[Start of Records to use]

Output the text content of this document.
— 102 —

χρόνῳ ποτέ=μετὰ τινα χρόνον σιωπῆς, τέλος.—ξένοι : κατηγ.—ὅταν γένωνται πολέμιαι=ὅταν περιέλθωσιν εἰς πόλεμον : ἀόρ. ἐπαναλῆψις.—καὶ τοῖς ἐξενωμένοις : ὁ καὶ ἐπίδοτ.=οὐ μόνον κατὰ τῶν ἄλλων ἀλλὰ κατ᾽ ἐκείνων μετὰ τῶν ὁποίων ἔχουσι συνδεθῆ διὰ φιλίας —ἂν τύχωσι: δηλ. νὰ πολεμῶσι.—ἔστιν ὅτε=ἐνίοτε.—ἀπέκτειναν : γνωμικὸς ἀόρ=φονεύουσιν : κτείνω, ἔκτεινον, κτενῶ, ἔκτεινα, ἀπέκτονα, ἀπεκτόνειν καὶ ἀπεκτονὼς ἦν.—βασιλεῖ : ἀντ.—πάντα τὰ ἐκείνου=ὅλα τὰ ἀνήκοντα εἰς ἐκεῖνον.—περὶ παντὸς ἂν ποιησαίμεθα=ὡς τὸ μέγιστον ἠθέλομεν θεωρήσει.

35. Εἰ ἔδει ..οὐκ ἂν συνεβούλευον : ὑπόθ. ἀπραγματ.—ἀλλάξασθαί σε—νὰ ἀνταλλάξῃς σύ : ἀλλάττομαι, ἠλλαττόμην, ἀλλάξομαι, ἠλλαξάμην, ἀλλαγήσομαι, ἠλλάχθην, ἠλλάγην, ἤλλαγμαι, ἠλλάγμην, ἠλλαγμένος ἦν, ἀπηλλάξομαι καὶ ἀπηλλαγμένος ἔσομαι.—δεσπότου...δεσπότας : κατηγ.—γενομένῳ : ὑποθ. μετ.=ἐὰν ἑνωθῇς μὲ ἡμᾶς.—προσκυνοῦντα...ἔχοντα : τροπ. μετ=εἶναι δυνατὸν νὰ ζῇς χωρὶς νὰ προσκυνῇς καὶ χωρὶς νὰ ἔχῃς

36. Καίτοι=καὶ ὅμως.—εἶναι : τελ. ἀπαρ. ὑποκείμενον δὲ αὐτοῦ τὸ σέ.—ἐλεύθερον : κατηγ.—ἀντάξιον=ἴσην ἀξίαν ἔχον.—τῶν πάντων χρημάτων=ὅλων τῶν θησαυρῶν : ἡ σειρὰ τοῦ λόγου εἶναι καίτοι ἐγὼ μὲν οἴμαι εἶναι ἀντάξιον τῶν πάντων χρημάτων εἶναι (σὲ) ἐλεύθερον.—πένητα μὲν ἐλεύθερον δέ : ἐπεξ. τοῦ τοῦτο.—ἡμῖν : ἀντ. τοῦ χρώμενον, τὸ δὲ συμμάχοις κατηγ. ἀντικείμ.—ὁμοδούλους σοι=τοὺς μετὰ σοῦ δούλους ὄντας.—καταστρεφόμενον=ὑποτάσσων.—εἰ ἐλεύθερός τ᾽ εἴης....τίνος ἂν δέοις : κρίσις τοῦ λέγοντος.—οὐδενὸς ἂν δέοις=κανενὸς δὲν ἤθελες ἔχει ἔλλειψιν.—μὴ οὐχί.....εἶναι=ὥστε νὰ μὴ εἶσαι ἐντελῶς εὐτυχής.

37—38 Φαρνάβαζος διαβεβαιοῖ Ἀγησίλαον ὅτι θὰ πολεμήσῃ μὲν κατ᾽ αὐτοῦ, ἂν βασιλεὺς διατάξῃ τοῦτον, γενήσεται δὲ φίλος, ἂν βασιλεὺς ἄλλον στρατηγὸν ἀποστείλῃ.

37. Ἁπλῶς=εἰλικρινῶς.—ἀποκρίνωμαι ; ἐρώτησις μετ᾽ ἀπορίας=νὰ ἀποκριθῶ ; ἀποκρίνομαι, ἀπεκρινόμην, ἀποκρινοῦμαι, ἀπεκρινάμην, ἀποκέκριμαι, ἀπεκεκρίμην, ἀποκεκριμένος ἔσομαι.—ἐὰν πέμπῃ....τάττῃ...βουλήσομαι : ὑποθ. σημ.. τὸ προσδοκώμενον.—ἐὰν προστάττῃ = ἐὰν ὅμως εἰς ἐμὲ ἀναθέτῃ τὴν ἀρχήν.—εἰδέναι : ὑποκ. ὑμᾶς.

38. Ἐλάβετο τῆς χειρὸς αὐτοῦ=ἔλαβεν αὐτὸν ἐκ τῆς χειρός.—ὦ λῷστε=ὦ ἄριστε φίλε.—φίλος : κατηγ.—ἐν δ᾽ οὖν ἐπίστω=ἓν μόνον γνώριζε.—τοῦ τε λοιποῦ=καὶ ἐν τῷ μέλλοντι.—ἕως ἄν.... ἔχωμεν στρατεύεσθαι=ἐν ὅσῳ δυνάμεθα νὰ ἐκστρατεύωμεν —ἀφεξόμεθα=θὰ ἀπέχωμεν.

[End of Records to use]

§ Task brief
Give the data again, exactly as it stands.

§ Final answer
Output the text content of this document.
— 102 —

χρόνῳ ποτέ=μετὰ τινα χρόνον σιωπῆς, τέλος.—ξένοι : κατηγ.—ὅταν γένωνται πολέμιαι=ὅταν περιέλθωσιν εἰς πόλεμον : ἀόρ. ἐπαναλῆψις.—καὶ τοῖς ἐξενωμένοις : ὁ καὶ ἐπίδοτ.=οὐ μόνον κατὰ τῶν ἄλλων ἀλλὰ κατ᾽ ἐκείνων μετὰ τῶν ὁποίων ἔχουσι συνδεθῆ διὰ φιλίας —ἂν τύχωσι: δηλ. νὰ πολεμῶσι.—ἔστιν ὅτε=ἐνίοτε.—ἀπέκτειναν : γνωμικὸς ἀόρ=φονεύουσιν : κτείνω, ἔκτεινον, κτενῶ, ἔκτεινα, ἀπέκτονα, ἀπεκτόνειν καὶ ἀπεκτονὼς ἦν.—βασιλεῖ : ἀντ.—πάντα τὰ ἐκείνου=ὅλα τὰ ἀνήκοντα εἰς ἐκεῖνον.—περὶ παντὸς ἂν ποιησαίμεθα=ὡς τὸ μέγιστον ἠθέλομεν θεωρήσει.

35. Εἰ ἔδει ..οὐκ ἂν συνεβούλευον : ὑπόθ. ἀπραγματ.—ἀλλάξασθαί σε—νὰ ἀνταλλάξῃς σύ : ἀλλάττομαι, ἠλλαττόμην, ἀλλάξομαι, ἠλλαξάμην, ἀλλαγήσομαι, ἠλλάχθην, ἠλλάγην, ἤλλαγμαι, ἠλλάγμην, ἠλλαγμένος ἦν, ἀπηλλάξομαι καὶ ἀπηλλαγμένος ἔσομαι.—δεσπότου...δεσπότας : κατηγ.—γενομένῳ : ὑποθ. μετ.=ἐὰν ἑνωθῇς μὲ ἡμᾶς.—προσκυνοῦντα...ἔχοντα : τροπ. μετ=εἶναι δυνατὸν νὰ ζῇς χωρὶς νὰ προσκυνῇς καὶ χωρὶς νὰ ἔχῃς

36. Καίτοι=καὶ ὅμως.—εἶναι : τελ. ἀπαρ. ὑποκείμενον δὲ αὐτοῦ τὸ σέ.—ἐλεύθερον : κατηγ.—ἀντάξιον=ἴσην ἀξίαν ἔχον.—τῶν πάντων χρημάτων=ὅλων τῶν θησαυρῶν : ἡ σειρὰ τοῦ λόγου εἶναι καίτοι ἐγὼ μὲν οἴμαι εἶναι ἀντάξιον τῶν πάντων χρημάτων εἶναι (σὲ) ἐλεύθερον.—πένητα μὲν ἐλεύθερον δέ : ἐπεξ. τοῦ τοῦτο.—ἡμῖν : ἀντ. τοῦ χρώμενον, τὸ δὲ συμμάχοις κατηγ. ἀντικείμ.—ὁμοδούλους σοι=τοὺς μετὰ σοῦ δούλους ὄντας.—καταστρεφόμενον=ὑποτάσσων.—εἰ ἐλεύθερός τ᾽ εἴης....τίνος ἂν δέοις : κρίσις τοῦ λέγοντος.—οὐδενὸς ἂν δέοις=κανενὸς δὲν ἤθελες ἔχει ἔλλειψιν.—μὴ οὐχί.....εἶναι=ὥστε νὰ μὴ εἶσαι ἐντελῶς εὐτυχής.

37—38 Φαρνάβαζος διαβεβαιοῖ Ἀγησίλαον ὅτι θὰ πολεμήσῃ μὲν κατ᾽ αὐτοῦ, ἂν βασιλεὺς διατάξῃ τοῦτον, γενήσεται δὲ φίλος, ἂν βασιλεὺς ἄλλον στρατηγὸν ἀποστείλῃ.

37. Ἁπλῶς=εἰλικρινῶς.—ἀποκρίνωμαι ; ἐρώτησις μετ᾽ ἀπορίας=νὰ ἀποκριθῶ ; ἀποκρίνομαι, ἀπεκρινόμην, ἀποκρινοῦμαι, ἀπεκρινάμην, ἀποκέκριμαι, ἀπεκεκρίμην, ἀποκεκριμένος ἔσομαι.—ἐὰν πέμπῃ....τάττῃ...βουλήσομαι : ὑποθ. σημ.. τὸ προσδοκώμενον.—ἐὰν προστάττῃ = ἐὰν ὅμως εἰς ἐμὲ ἀναθέτῃ τὴν ἀρχήν.—εἰδέναι : ὑποκ. ὑμᾶς.

38. Ἐλάβετο τῆς χειρὸς αὐτοῦ=ἔλαβεν αὐτὸν ἐκ τῆς χειρός.—ὦ λῷστε=ὦ ἄριστε φίλε.—φίλος : κατηγ.—ἐν δ᾽ οὖν ἐπίστω=ἓν μόνον γνώριζε.—τοῦ τε λοιποῦ=καὶ ἐν τῷ μέλλοντι.—ἕως ἄν.... ἔχωμεν στρατεύεσθαι=ἐν ὅσῳ δυνάμεθα νὰ ἐκστρατεύωμεν —ἀφεξόμεθα=θὰ ἀπέχωμεν.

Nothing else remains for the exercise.